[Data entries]
-- Begin --
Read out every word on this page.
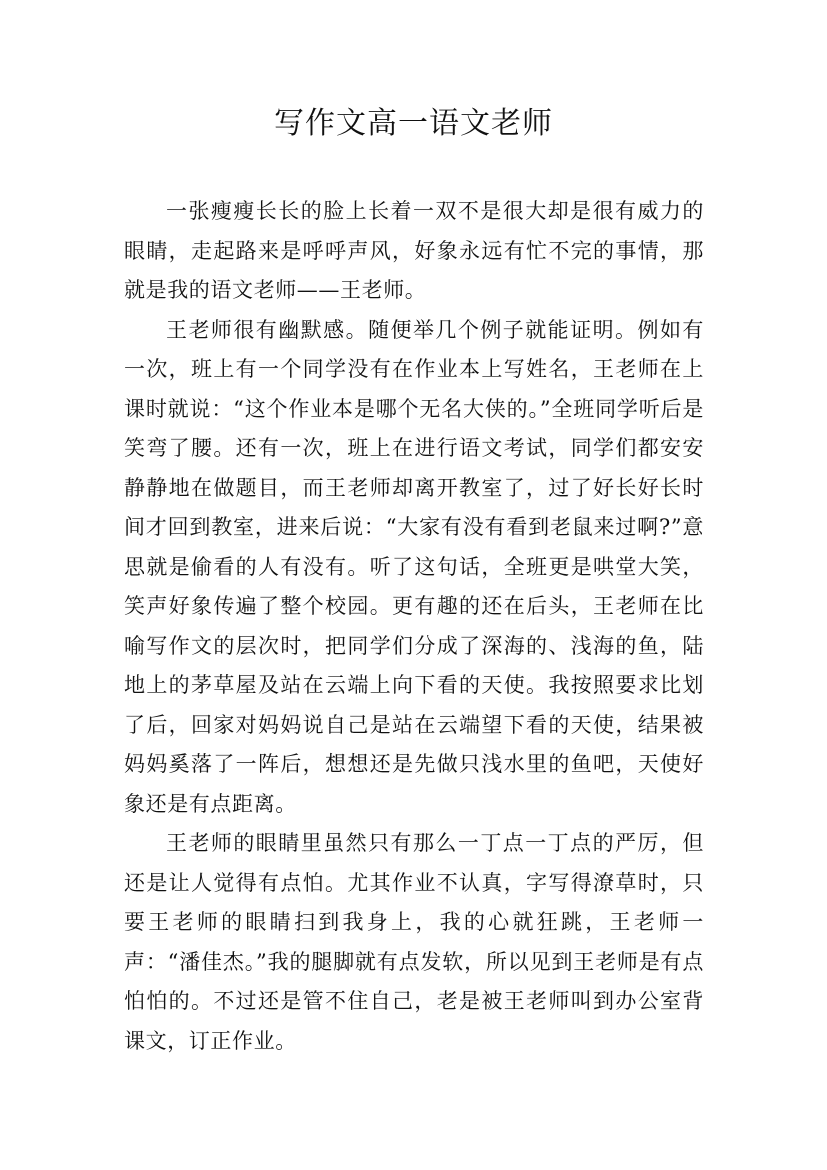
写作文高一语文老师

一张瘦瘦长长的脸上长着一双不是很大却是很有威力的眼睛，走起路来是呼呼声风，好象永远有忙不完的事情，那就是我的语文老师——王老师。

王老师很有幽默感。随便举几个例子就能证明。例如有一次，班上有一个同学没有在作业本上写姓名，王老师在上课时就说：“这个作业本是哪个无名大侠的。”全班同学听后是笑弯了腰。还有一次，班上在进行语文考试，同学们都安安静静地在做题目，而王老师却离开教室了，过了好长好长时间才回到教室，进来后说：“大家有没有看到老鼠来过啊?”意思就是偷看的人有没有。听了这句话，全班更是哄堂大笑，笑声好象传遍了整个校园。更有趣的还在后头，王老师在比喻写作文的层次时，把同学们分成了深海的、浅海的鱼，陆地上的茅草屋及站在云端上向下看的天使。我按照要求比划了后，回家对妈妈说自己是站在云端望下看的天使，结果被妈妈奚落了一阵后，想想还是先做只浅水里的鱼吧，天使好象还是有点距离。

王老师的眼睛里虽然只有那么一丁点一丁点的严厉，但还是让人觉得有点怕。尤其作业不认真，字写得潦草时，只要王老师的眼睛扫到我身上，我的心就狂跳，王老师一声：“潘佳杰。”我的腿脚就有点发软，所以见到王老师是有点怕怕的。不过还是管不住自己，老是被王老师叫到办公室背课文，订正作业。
-- End --
-- Begin --
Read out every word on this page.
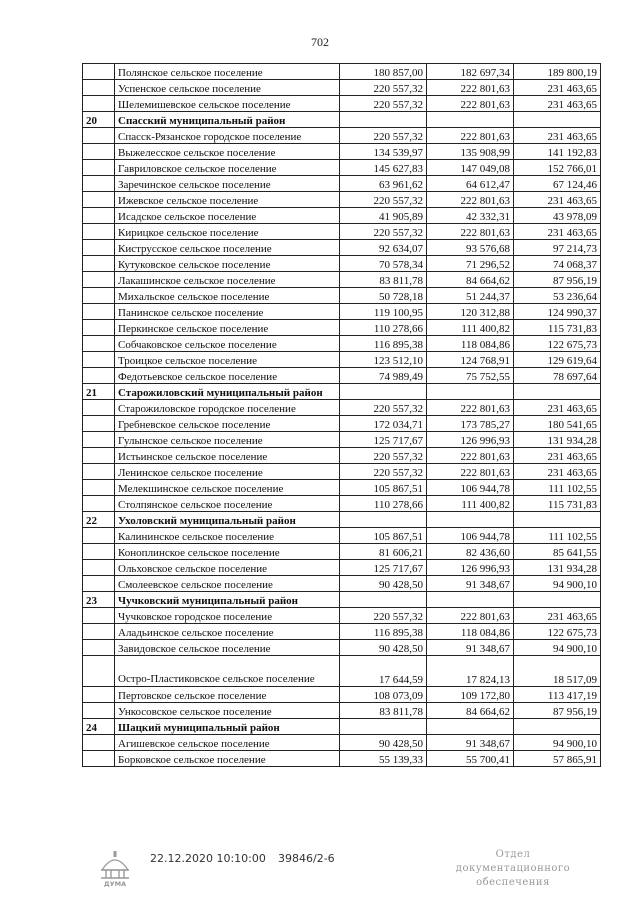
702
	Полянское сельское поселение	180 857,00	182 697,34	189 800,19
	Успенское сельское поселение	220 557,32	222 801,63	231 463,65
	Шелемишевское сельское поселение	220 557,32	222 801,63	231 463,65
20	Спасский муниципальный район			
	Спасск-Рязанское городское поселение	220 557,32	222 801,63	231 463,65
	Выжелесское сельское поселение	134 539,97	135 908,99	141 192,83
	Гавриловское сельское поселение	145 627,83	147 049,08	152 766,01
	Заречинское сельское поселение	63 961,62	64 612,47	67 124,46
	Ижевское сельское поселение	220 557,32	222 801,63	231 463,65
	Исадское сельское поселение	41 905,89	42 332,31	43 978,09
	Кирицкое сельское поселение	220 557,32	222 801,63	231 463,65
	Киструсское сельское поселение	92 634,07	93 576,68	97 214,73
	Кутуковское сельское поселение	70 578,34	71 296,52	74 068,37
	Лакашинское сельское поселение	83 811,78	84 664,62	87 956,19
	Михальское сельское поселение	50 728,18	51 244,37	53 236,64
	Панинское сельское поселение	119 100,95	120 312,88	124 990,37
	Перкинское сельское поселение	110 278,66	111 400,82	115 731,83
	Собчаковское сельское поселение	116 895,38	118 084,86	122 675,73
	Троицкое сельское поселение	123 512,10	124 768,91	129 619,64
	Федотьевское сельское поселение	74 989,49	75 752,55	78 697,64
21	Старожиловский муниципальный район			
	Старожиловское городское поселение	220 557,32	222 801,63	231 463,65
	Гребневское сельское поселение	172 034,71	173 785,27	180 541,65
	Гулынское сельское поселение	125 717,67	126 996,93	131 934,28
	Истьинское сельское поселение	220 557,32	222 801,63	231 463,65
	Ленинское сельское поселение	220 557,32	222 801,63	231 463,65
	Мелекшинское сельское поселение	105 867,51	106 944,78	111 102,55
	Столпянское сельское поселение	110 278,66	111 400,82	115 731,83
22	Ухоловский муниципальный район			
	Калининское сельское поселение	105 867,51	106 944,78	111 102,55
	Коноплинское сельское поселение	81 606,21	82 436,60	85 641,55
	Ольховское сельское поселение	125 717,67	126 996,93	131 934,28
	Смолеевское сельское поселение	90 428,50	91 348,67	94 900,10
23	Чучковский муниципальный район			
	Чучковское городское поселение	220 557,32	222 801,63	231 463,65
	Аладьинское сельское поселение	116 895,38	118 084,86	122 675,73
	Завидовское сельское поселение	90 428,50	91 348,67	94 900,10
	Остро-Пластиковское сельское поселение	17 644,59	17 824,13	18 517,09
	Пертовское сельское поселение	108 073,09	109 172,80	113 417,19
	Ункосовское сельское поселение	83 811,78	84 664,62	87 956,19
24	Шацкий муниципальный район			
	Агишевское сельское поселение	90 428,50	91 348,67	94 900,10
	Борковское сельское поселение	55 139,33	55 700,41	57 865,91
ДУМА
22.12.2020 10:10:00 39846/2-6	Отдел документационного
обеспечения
-- End --
## What is asked:
Look through the data and gather every line with the string "район" in it.

## Task result:
20	Спасский муниципальный район			
21	Старожиловский муниципальный район			
22	Ухоловский муниципальный район			
23	Чучковский муниципальный район			
24	Шацкий муниципальный район			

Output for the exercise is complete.